_Document text_
--- Begin ---
For Installers, Renewables, Solar, Storage

Tech Tips: Know your battery-inverter systems, impress your customers

SolaX Australia chief engineer Edwin Cotter talks about what’s been bothering installers.

The solar industry is expanding rapidly. This is not only due to technological advances in panels and inverters, batteries are now playing a larger role in the industry. It may not make much sense at the moment to use lithium batteries in cars, but it certainly makes sense using them for home energy storage.

Due to marketing and online information resources, consumers are asking more and more questions about adding batteries to their solar systems.

Installers are dealing with issues like battery compatibility between inverter companies and challenges such as wiring or finding an ideal location for the system. There are several ways to build these systems but the most popular for residential grid-connected systems would be to either use a full hybrid system, hybrid-ready system, DC-coupled battery system or an AC-coupled battery system.

Full hybrid systems

If you are dealing with a consumer who has no existing solar and is ready to go for both solar power and battery power right away, a full hybrid system makes sense. Full hybrid systems are in control of both the solar panels and batteries and can make intelligent decisions about when to charge/discharge the batteries or to power loads in the home.

Having a system with a single common point of control is great for efficiency and for installers and makes life very easy in terms of commissioning. Rather than requesting several systems to communicate, plug in the PV, plug in the battery, plug in the grid and press play.

Hybrid-ready systems

A hybrid-ready system is for the consumer who wants solar power but is not yet ready to pull the trigger on a battery system, although they’re conscious about purchasing batteries in the future.

This is where quite a few installers can trip over. There are a number installers who have installed IP65 hybrid inverters right next to the meter box of the consumer’s home to reduce system complexity. Most dwellings in Australia have the meter box on the side of the home where space is limited and the wall is generally not protected. So where are the batteries going to be placed?

Many, if not all, of these hybrid systems operate on 40-60V batteries. With this battery voltage, it gets very difficult and expensive to extend battery cable length due to severe voltage drop. The greater the distance between battery and inverter, the bigger the battery cable must be. Not to mention the potential load on the cable being taken into account.

A hybrid-ready system must be planned from the beginning otherwise the consumer will be left with several issues to correct before a battery can be installed. This system type will cause the most headaches for installers in future.

DC-coupled battery systems

A DC-coupled battery system refers to a system that interfaces with a solar PV inverter via its MPPT input. This is most commonly used for high-voltage batteries but there are some products on the market which use 40-60V.
--- End ---
_Challenge_
From the article on battery-inverter systems, repeat word for word the passage starting with "SolaX Australia chief" and going on through "their solar systems.". The records come from a separate source, not from the article on battery-inverter systems.

Some records
--- Begin ---
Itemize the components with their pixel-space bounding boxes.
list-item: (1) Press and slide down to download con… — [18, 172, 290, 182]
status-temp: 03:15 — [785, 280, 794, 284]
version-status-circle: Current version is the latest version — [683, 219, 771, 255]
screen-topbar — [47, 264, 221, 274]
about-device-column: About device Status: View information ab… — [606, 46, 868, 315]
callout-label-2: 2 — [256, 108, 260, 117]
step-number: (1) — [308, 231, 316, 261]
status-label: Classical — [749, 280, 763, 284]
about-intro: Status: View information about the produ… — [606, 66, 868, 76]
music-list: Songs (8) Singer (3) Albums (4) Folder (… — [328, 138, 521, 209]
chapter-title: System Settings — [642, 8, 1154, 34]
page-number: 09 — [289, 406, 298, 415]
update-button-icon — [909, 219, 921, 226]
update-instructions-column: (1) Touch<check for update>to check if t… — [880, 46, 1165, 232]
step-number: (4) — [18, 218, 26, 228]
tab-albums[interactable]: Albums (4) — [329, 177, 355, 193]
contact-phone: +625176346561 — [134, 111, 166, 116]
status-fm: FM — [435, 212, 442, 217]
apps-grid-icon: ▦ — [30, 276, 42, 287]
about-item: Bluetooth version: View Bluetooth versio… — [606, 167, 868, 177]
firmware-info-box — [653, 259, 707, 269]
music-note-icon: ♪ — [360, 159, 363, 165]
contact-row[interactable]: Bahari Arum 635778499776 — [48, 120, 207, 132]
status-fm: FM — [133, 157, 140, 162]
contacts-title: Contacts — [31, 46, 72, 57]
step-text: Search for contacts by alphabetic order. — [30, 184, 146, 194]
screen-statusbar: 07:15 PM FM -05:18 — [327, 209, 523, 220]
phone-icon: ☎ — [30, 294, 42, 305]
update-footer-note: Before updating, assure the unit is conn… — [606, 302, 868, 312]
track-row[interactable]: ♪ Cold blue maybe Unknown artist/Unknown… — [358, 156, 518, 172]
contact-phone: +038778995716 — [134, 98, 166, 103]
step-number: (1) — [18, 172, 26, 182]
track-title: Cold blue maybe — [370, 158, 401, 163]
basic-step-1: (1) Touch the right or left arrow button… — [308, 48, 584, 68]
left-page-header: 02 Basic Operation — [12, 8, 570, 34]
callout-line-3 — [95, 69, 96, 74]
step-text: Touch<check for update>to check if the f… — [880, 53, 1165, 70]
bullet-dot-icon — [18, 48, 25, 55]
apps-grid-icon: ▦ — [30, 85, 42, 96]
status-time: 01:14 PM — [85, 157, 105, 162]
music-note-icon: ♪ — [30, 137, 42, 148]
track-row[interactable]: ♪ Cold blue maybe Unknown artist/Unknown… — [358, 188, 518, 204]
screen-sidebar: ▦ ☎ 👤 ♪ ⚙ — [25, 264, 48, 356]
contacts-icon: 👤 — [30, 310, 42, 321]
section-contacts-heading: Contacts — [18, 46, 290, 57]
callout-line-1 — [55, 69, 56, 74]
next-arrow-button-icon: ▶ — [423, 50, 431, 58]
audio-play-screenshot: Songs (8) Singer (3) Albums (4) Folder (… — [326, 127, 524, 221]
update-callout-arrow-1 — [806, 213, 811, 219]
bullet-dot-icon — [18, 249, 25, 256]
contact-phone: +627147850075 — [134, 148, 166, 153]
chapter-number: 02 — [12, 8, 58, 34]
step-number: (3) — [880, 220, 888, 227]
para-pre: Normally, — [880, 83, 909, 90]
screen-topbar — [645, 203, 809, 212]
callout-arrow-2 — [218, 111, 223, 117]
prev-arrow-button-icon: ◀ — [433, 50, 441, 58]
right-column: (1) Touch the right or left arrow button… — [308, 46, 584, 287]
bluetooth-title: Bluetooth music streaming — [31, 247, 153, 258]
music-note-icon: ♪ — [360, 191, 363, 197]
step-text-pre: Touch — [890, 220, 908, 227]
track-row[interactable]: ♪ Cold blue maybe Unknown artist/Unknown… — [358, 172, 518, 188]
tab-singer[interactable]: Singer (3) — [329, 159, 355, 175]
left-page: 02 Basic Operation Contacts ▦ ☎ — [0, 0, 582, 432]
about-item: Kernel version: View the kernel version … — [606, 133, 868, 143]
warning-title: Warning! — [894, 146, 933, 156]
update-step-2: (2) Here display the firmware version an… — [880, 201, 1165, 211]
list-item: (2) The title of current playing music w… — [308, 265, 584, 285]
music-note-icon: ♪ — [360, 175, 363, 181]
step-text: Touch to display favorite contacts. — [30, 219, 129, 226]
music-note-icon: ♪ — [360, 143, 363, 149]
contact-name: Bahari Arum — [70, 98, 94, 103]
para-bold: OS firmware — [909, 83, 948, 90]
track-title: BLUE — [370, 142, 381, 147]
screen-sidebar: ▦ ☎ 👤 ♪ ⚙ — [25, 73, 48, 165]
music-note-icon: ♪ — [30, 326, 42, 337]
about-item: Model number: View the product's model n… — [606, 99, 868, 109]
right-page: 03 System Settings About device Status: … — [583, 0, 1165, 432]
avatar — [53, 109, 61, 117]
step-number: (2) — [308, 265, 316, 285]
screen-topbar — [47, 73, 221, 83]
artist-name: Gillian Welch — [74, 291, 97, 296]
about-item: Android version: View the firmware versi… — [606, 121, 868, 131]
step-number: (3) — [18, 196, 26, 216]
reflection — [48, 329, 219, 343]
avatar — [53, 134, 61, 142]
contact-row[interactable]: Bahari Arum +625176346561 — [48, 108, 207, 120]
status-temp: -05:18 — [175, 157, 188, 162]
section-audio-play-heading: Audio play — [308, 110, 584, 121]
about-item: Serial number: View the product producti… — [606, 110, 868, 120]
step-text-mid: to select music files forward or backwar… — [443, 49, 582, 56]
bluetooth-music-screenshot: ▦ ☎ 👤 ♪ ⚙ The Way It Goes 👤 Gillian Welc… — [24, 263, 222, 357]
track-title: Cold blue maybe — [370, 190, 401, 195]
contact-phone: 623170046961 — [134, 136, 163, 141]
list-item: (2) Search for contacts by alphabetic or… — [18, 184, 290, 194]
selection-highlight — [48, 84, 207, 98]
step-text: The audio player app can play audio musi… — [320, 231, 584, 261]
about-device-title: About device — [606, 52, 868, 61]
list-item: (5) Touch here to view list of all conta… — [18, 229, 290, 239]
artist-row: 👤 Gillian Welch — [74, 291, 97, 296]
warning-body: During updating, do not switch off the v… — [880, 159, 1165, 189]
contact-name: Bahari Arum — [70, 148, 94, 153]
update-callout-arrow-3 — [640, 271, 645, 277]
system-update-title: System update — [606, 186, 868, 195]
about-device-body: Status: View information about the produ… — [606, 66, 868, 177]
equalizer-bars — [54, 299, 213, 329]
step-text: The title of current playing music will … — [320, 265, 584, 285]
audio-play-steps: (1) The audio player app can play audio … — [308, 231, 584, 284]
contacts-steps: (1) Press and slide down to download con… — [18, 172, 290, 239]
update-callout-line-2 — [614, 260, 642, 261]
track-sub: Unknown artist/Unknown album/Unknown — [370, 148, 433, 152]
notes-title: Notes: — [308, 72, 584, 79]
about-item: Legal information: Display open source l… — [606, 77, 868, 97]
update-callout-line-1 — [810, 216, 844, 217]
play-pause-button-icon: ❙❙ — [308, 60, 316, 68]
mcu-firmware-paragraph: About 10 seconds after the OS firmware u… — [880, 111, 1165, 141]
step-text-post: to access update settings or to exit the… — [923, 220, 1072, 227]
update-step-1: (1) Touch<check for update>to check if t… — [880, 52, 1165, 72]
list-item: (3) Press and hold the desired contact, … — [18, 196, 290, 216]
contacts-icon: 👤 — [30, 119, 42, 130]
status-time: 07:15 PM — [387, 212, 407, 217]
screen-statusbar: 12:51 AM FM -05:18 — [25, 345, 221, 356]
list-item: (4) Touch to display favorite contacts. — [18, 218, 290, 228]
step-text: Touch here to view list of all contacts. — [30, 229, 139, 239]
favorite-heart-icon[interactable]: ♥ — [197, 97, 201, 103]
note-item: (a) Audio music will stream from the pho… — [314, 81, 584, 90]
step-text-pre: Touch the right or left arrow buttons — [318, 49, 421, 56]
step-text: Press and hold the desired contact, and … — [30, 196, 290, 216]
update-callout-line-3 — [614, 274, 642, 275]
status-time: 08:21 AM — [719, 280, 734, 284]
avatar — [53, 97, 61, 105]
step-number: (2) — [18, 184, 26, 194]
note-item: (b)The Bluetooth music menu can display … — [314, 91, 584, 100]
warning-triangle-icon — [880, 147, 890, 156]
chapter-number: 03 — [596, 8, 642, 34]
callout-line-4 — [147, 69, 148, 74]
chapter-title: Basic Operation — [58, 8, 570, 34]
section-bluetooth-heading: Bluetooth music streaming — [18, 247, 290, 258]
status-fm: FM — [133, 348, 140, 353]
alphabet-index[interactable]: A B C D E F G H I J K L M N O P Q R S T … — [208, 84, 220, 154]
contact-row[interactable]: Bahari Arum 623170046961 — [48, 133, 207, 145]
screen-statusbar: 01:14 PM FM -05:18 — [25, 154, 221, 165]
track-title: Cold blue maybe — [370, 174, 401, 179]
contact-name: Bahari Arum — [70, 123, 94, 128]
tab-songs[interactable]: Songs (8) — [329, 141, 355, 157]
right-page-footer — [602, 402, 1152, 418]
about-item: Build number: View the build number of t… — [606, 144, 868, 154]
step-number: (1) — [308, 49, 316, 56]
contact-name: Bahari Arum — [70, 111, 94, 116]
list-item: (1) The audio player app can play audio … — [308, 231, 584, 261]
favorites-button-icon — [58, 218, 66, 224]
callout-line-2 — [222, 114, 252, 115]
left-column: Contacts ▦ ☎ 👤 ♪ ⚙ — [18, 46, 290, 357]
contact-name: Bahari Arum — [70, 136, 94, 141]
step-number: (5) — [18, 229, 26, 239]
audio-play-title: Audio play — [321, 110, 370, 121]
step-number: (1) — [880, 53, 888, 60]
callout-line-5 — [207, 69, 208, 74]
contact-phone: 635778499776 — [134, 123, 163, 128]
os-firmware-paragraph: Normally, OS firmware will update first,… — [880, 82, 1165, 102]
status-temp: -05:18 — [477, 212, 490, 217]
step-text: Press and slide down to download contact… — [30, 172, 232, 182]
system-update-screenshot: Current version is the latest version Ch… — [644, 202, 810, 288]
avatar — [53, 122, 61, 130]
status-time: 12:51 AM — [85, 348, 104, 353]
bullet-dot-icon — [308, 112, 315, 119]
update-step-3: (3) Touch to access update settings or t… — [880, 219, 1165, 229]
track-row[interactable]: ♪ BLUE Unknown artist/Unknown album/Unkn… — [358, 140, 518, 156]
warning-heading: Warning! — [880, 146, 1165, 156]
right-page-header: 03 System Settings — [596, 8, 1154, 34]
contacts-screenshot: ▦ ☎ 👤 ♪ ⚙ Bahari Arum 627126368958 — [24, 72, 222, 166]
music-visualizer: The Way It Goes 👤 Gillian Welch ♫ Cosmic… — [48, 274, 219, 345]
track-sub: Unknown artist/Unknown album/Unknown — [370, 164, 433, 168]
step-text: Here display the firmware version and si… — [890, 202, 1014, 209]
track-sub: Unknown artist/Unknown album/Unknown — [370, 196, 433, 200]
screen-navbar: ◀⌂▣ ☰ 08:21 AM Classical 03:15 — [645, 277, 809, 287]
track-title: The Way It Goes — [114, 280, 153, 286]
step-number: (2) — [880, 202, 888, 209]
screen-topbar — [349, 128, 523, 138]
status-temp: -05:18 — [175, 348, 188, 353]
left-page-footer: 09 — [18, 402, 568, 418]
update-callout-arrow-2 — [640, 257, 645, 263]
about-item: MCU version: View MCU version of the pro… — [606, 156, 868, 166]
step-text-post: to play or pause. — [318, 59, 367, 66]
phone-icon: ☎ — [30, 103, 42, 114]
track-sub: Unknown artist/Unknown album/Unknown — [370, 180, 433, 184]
--- End ---
_Task response_
SolaX Australia chief engineer Edwin Cotter talks about what’s been bothering installers.

The solar industry is expanding rapidly. This is not only due to technological advances in panels and inverters, batteries are now playing a larger role in the industry. It may not make much sense at the moment to use lithium batteries in cars, but it certainly makes sense using them for home energy storage.

Due to marketing and online information resources, consumers are asking more and more questions about adding batteries to their solar systems.